* EXTRACT TO READ
* * * *
This service can either be set up as a cron job (on UNIX systems), as a Kubernetes CronJob, or scheduled in your favorite alternative scheduler.

Quick start

Requires Python 3.9 or newer

# Install the CLI tool
pip install blackbox-cli

# Create a configuration file
blackbox --init

# Run blackbox with a specific config file
blackbox --config=/path/to/blackbox.yaml

To run Blackbox manually in the Poetry environment, run:

poetry run python -m blackbox

Setting up as a cron job

All you need to do to set it up as a cron job is clone this repo, create a config file (see below), and trigger blackbox to run automatically however often you want.

crontab -e

#run backup every hour
0 */1 * * * blackbox --config path/to/blackbox.yml

Setting it up as a Kubernetes CronJob

To set this up as a Kubernetes CronJob, you'll want three manifests and a secret.
* * * *
* GIVEN INFORMATION
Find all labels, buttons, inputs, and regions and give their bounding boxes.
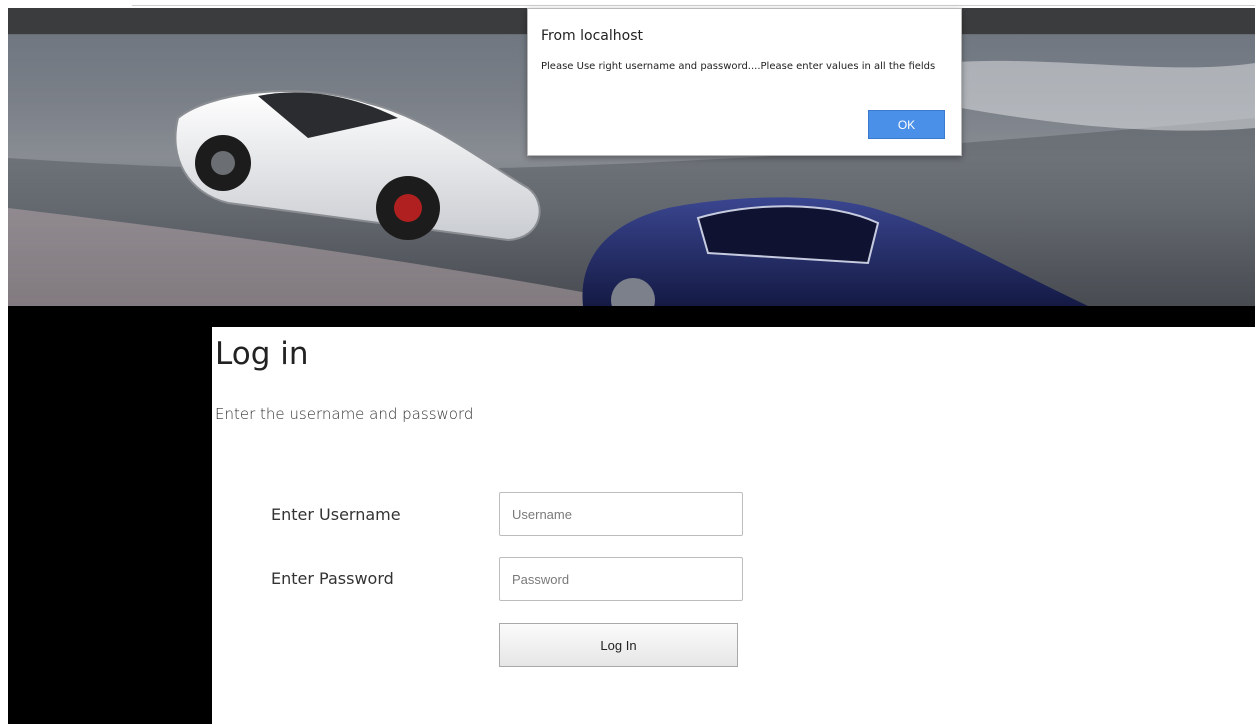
* * * *
* TASKS
1/ Retype the part of the Blackbox excerpt that begins at the words "Setting up as" and ends after the words "often you want.".
2/ Decide whether each statement agrees with the Blackbox excerpt, answering yes or no and quoting the words that settle it.
(a) Blackbox needs Python 3.9 or a newer version.
(b) The cron example runs the backup once a day.
(c) Setting Blackbox up as a Kubernetes CronJob calls for two manifests.
3/ Answer these questions from the Blackbox excerpt.
(a) Which pip package installs the CLI tool?
(b) What command creates a configuration file?
(c) Besides the manifests, what else does the Kubernetes CronJob setup need?
The data has no connection to the Blackbox excerpt.

* FINAL RESULTS
1/
Setting up as a cron job

All you need to do to set it up as a cron job is clone this repo, create a config file (see below), and trigger blackbox to run automatically however often you want.

2/
(a) Yes: "Requires Python 3.9 or newer"
(b) No: "#run backup every hour"
(c) No: "you'll want three manifests and a secret"

3/
(a) blackbox-cli
(b) blackbox --init
(c) A secret